GIVEN PROBLEM: Go through the data below. Pull out every line that has the word "работа".

MATERIAL SHOWN:

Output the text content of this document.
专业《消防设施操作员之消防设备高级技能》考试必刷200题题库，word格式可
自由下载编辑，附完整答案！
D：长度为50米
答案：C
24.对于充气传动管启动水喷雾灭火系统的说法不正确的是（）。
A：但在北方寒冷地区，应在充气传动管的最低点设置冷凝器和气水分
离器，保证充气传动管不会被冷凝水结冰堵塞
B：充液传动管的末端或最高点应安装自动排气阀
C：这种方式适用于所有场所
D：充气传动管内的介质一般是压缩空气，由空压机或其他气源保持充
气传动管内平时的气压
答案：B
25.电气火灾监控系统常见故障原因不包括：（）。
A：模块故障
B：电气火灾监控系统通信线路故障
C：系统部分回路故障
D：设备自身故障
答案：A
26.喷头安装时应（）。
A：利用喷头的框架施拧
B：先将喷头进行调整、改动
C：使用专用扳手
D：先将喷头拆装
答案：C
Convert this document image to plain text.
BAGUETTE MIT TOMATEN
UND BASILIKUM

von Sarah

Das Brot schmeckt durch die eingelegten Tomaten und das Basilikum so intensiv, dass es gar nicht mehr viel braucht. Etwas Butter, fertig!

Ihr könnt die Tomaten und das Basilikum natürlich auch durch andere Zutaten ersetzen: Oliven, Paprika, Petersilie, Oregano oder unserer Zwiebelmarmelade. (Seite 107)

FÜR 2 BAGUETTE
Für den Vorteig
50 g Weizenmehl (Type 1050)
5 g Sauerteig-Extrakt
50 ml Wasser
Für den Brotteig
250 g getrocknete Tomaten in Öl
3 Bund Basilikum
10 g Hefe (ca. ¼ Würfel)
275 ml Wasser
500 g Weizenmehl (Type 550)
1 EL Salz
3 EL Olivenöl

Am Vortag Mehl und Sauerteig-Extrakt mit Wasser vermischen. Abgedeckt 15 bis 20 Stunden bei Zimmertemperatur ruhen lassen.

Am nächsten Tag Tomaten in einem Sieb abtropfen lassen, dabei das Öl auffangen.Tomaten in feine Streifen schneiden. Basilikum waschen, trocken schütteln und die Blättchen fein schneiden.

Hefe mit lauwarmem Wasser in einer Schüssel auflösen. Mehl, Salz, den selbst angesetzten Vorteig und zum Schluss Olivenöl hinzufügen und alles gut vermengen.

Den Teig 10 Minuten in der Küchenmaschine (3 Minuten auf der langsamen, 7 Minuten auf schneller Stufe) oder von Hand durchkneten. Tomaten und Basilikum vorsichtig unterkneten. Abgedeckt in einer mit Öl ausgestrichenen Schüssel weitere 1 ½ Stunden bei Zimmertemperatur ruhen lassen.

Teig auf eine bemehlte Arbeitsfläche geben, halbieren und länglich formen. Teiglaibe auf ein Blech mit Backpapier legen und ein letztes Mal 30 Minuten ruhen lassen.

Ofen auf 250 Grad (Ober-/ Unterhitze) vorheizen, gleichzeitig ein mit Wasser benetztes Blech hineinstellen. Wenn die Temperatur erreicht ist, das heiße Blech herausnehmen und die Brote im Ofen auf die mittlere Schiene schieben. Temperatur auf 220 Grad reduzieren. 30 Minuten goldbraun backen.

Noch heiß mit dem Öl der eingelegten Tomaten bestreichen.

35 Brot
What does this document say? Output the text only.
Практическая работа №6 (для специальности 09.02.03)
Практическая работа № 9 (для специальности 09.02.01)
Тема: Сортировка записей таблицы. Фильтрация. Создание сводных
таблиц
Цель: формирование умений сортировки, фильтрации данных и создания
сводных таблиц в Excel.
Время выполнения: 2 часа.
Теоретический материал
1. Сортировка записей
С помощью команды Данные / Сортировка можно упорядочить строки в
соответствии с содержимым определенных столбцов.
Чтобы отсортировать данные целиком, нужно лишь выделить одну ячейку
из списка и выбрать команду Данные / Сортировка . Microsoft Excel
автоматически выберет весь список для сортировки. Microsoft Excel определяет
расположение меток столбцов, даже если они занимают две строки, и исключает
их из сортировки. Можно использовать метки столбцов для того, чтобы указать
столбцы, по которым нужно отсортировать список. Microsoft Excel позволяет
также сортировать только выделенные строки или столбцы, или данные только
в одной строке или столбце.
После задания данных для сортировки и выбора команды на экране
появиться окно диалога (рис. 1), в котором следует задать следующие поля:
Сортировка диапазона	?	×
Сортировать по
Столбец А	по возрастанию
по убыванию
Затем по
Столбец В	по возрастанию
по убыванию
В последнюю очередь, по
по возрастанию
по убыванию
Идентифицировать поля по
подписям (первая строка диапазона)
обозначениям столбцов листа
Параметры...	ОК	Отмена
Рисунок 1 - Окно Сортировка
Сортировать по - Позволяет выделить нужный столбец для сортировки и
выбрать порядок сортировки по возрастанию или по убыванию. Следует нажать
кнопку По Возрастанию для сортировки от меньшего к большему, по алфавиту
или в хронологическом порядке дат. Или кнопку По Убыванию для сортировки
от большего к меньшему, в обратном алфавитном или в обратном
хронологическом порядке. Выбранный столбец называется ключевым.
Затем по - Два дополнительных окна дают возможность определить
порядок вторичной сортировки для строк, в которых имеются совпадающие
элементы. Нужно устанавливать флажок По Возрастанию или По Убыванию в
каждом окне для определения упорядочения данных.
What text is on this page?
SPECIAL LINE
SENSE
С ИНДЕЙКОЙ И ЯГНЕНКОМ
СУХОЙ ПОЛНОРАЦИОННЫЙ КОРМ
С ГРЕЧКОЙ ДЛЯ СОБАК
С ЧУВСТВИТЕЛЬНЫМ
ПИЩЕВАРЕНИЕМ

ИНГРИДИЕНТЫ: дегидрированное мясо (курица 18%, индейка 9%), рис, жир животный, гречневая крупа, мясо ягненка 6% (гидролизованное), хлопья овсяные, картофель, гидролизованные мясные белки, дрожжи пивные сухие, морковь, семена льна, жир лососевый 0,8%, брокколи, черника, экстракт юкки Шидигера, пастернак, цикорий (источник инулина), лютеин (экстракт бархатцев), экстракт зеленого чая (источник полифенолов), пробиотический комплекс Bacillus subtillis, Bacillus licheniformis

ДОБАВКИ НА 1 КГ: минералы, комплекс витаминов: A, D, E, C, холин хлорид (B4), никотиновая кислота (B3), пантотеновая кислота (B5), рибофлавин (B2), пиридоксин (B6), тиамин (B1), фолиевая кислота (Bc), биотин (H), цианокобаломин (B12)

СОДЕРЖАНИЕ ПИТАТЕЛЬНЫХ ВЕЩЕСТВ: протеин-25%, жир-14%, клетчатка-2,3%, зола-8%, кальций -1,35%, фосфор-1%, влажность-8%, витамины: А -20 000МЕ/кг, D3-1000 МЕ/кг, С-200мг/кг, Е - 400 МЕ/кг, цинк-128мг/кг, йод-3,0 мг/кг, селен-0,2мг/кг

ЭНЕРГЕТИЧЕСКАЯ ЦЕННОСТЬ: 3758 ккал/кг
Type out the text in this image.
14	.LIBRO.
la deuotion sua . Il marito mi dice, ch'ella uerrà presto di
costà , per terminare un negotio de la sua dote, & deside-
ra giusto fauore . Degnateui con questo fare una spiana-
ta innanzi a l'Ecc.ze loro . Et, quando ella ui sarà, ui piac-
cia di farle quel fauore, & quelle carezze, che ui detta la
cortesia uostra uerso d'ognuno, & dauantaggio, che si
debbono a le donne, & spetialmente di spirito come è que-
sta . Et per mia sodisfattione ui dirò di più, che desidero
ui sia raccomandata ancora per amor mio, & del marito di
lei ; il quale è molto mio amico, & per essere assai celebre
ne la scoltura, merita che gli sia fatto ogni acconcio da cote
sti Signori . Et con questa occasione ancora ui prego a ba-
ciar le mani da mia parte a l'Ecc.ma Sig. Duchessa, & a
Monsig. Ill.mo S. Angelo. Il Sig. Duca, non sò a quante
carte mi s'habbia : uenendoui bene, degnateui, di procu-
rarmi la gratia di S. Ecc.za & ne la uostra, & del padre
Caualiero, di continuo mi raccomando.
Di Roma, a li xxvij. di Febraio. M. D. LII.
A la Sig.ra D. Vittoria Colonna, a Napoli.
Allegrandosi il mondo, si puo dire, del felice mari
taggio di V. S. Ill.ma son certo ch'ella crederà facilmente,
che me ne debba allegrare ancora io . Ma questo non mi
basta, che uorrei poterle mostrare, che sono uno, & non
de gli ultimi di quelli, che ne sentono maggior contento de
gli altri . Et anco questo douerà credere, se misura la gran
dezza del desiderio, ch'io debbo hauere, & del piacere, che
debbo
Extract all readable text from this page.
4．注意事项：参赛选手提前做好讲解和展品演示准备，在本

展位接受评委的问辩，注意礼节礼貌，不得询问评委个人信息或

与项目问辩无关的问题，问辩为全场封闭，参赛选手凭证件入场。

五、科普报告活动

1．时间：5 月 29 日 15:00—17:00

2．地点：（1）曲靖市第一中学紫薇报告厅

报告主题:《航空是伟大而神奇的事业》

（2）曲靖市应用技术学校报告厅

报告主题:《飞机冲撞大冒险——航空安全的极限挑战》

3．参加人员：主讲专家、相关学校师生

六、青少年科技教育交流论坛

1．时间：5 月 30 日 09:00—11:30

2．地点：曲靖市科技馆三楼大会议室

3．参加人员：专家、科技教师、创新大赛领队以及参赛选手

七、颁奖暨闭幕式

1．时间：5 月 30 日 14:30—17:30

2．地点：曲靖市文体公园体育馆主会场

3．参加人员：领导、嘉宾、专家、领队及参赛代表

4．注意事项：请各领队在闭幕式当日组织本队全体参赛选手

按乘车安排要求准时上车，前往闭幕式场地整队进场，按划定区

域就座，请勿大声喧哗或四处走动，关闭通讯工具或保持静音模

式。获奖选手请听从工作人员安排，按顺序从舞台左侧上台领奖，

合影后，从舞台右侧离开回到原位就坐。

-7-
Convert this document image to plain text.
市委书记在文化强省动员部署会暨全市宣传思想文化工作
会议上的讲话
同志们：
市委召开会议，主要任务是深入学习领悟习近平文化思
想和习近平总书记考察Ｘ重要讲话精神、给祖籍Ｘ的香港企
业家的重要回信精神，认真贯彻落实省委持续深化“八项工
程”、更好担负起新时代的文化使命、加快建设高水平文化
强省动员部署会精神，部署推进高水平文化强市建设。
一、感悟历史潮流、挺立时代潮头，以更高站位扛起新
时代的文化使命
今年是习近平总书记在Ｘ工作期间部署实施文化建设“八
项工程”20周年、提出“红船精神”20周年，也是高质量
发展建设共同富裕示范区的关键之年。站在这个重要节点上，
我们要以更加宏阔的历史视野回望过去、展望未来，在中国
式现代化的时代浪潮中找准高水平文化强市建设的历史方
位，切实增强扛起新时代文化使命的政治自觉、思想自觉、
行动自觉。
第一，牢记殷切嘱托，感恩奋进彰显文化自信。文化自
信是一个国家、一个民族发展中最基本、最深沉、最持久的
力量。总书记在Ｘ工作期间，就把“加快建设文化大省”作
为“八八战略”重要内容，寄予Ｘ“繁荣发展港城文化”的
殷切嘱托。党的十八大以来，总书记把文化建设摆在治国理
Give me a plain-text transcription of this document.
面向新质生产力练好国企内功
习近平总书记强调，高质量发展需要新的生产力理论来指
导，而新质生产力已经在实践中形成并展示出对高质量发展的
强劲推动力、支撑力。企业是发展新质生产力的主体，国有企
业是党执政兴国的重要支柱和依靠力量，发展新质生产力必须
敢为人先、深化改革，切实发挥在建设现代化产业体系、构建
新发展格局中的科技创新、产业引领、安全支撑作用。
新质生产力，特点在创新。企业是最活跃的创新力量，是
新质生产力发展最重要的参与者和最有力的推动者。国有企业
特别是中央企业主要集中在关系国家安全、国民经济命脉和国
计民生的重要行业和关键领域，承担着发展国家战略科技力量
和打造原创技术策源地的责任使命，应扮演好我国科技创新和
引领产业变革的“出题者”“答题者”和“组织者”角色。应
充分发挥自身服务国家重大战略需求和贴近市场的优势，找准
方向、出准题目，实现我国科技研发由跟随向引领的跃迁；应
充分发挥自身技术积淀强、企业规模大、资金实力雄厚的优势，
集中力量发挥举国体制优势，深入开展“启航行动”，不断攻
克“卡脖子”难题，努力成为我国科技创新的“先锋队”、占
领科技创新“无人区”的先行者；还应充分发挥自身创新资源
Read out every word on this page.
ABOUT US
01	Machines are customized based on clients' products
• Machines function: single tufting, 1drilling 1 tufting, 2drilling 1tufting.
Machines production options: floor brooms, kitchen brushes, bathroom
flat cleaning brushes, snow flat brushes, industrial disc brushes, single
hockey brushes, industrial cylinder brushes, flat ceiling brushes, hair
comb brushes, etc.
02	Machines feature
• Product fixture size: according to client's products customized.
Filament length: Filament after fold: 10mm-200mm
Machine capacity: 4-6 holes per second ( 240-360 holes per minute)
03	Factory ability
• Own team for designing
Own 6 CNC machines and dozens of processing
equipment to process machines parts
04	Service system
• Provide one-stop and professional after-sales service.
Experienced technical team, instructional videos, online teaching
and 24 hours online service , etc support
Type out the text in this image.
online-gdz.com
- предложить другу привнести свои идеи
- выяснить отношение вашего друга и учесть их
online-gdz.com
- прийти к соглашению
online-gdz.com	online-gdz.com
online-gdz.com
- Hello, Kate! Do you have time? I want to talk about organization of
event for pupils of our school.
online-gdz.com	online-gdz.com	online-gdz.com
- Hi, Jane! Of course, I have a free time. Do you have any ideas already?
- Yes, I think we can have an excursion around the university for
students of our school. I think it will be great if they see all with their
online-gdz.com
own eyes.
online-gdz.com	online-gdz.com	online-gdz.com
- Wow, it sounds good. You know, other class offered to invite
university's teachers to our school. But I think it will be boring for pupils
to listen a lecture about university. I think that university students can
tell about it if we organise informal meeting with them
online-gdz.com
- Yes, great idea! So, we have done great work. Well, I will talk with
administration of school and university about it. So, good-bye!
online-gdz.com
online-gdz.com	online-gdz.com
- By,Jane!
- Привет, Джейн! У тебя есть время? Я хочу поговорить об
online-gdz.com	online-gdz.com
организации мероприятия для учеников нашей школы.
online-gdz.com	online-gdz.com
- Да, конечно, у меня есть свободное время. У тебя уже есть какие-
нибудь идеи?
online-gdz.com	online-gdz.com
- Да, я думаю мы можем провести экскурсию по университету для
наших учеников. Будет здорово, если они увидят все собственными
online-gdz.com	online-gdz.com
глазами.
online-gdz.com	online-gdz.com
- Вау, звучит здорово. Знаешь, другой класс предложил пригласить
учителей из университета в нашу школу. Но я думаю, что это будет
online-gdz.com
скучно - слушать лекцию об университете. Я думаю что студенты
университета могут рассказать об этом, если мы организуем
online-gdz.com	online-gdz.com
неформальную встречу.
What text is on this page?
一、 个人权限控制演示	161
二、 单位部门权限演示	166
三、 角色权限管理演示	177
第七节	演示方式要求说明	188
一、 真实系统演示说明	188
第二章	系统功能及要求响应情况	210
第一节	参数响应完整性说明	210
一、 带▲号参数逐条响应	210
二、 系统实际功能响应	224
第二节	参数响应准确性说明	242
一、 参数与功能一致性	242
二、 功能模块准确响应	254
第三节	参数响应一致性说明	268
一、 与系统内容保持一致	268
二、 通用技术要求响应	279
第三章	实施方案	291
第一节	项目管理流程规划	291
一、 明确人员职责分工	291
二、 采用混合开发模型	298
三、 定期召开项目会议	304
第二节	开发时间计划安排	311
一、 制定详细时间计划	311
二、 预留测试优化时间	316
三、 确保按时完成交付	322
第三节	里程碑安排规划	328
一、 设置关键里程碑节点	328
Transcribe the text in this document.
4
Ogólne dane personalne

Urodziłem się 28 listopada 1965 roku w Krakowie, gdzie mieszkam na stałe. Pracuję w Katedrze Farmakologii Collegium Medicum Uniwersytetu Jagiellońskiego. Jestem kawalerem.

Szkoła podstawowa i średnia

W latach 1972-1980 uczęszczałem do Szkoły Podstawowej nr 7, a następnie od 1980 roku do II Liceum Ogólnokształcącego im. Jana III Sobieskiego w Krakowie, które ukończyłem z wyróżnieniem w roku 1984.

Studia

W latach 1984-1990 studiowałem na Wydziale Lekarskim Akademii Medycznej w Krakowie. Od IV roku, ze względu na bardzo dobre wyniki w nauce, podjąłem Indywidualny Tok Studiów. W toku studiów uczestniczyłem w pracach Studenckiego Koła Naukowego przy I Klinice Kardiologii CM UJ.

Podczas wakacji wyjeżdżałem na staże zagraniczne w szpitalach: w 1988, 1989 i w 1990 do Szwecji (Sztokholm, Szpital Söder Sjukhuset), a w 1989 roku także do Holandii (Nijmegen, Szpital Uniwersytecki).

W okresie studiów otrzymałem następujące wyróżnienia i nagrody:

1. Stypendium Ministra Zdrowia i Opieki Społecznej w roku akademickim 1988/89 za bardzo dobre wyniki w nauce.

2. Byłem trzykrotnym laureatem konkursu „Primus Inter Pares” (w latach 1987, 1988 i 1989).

PROBLEM SOLUTION:
Практическая работа №6 (для специальности 09.02.03)
Практическая работа № 9 (для специальности 09.02.01)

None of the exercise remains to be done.